TASK TO COMPLETE —
The data below should be restated word for word, with every picture omitted.

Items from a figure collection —
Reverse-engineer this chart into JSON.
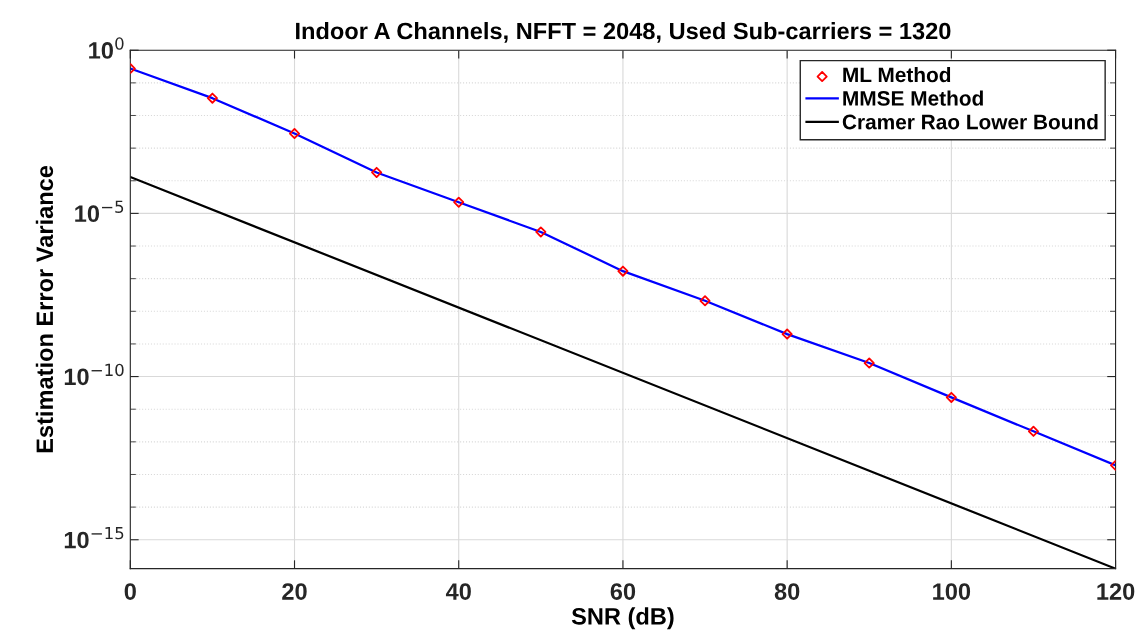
{
  "chart_data": {
    "type": "line",
    "title": "Indoor A Channels, NFFT = 2048, Used Sub-carriers = 1320",
    "xlabel": "SNR (dB)",
    "ylabel": "Estimation Error Variance",
    "log": "y",
    "grid": true,
    "legend": "top right",
    "xlim": [
      0,
      120
    ],
    "xticks": [
      0,
      20,
      40,
      60,
      80,
      100,
      120
    ],
    "ylim": [
      1.3e-16,
      1
    ],
    "yticks": [
      {
        "value": 1,
        "label": "10$^{0}$"
      },
      {
        "value": 1e-05,
        "label": "10$^{−5}$"
      },
      {
        "value": 1e-10,
        "label": "10$^{−10}$"
      },
      {
        "value": 1e-15,
        "label": "10$^{−15}$"
      }
    ],
    "series": [
      {
        "name": "ML Method",
        "type": "scatter",
        "marker": "diamond",
        "color": "#ff0000",
        "x": [
          0,
          10,
          20,
          30,
          40,
          50,
          60,
          70,
          80,
          90,
          100,
          110,
          120
        ],
        "values": [
          0.275,
          0.034,
          0.0028,
          0.00018,
          2.2e-05,
          2.7e-06,
          1.7e-07,
          2.1e-08,
          2e-09,
          2.6e-10,
          2.3e-11,
          2.1e-12,
          1.9e-13
        ]
      },
      {
        "name": "MMSE Method",
        "color": "#0000ff",
        "x": [
          0,
          10,
          20,
          30,
          40,
          50,
          60,
          70,
          80,
          90,
          100,
          110,
          120
        ],
        "values": [
          0.275,
          0.034,
          0.0028,
          0.00018,
          2.2e-05,
          2.7e-06,
          1.7e-07,
          2.1e-08,
          2e-09,
          2.6e-10,
          2.3e-11,
          2.1e-12,
          1.9e-13
        ]
      },
      {
        "name": "Cramer Rao Lower Bound",
        "color": "#000000",
        "x": [
          0,
          120
        ],
        "values": [
          0.00013,
          1.3e-16
        ]
      }
    ]
  }
}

TASK ANSWER —
Reverse-engineer this chart into JSON.
{
  "chart_data": {
    "type": "line",
    "title": "Indoor A Channels, NFFT = 2048, Used Sub-carriers = 1320",
    "xlabel": "SNR (dB)",
    "ylabel": "Estimation Error Variance",
    "log": "y",
    "grid": true,
    "legend": "top right",
    "xlim": [
      0,
      120
    ],
    "xticks": [
      0,
      20,
      40,
      60,
      80,
      100,
      120
    ],
    "ylim": [
      1.3e-16,
      1
    ],
    "yticks": [
      {
        "value": 1,
        "label": "10$^{0}$"
      },
      {
        "value": 1e-05,
        "label": "10$^{−5}$"
      },
      {
        "value": 1e-10,
        "label": "10$^{−10}$"
      },
      {
        "value": 1e-15,
        "label": "10$^{−15}$"
      }
    ],
    "series": [
      {
        "name": "ML Method",
        "type": "scatter",
        "marker": "diamond",
        "color": "#ff0000",
        "x": [
          0,
          10,
          20,
          30,
          40,
          50,
          60,
          70,
          80,
          90,
          100,
          110,
          120
        ],
        "values": [
          0.275,
          0.034,
          0.0028,
          0.00018,
          2.2e-05,
          2.7e-06,
          1.7e-07,
          2.1e-08,
          2e-09,
          2.6e-10,
          2.3e-11,
          2.1e-12,
          1.9e-13
        ]
      },
      {
        "name": "MMSE Method",
        "color": "#0000ff",
        "x": [
          0,
          10,
          20,
          30,
          40,
          50,
          60,
          70,
          80,
          90,
          100,
          110,
          120
        ],
        "values": [
          0.275,
          0.034,
          0.0028,
          0.00018,
          2.2e-05,
          2.7e-06,
          1.7e-07,
          2.1e-08,
          2e-09,
          2.6e-10,
          2.3e-11,
          2.1e-12,
          1.9e-13
        ]
      },
      {
        "name": "Cramer Rao Lower Bound",
        "color": "#000000",
        "x": [
          0,
          120
        ],
        "values": [
          0.00013,
          1.3e-16
        ]
      }
    ]
  }
}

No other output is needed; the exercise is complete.